• **Task objective**: Quote all entries exactly, leaving pictures aside.

[Stored entries]

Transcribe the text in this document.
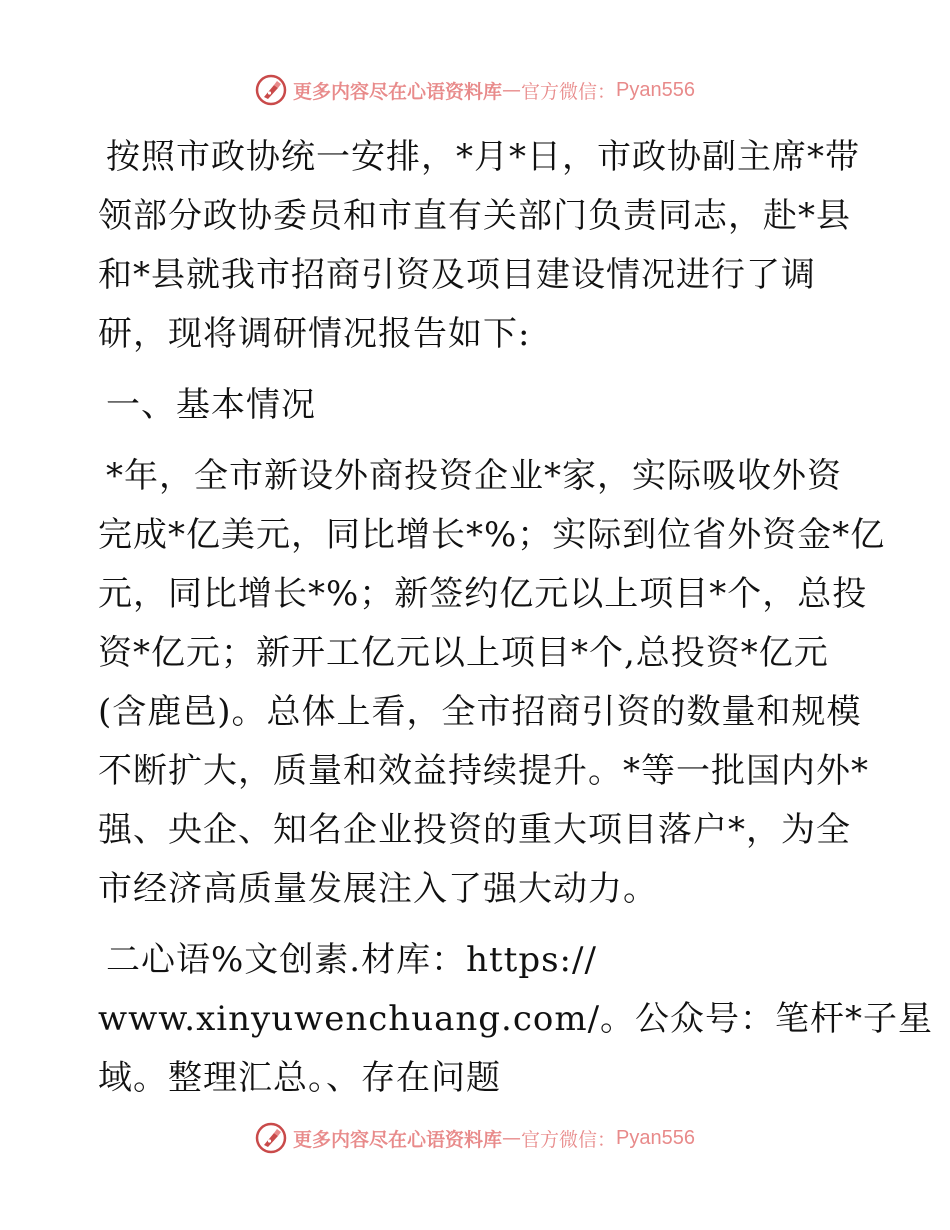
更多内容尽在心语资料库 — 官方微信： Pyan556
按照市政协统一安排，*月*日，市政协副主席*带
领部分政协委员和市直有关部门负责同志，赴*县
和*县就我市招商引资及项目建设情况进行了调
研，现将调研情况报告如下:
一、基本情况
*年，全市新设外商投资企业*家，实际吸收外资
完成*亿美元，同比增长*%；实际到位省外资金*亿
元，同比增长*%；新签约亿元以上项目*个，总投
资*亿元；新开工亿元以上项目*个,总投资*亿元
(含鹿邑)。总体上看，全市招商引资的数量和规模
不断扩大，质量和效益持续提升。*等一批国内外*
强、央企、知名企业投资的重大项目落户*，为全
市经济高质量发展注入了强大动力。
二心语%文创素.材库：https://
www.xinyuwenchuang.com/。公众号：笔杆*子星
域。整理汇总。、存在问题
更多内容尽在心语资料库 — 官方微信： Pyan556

• **Solution for this problem**:
Transcribe the text in this document.
更多内容尽在心语资料库 — 官方微信： Pyan556
按照市政协统一安排，*月*日，市政协副主席*带
领部分政协委员和市直有关部门负责同志，赴*县
和*县就我市招商引资及项目建设情况进行了调
研，现将调研情况报告如下:
一、基本情况
*年，全市新设外商投资企业*家，实际吸收外资
完成*亿美元，同比增长*%；实际到位省外资金*亿
元，同比增长*%；新签约亿元以上项目*个，总投
资*亿元；新开工亿元以上项目*个,总投资*亿元
(含鹿邑)。总体上看，全市招商引资的数量和规模
不断扩大，质量和效益持续提升。*等一批国内外*
强、央企、知名企业投资的重大项目落户*，为全
市经济高质量发展注入了强大动力。
二心语%文创素.材库：https://
www.xinyuwenchuang.com/。公众号：笔杆*子星
域。整理汇总。、存在问题
更多内容尽在心语资料库 — 官方微信： Pyan556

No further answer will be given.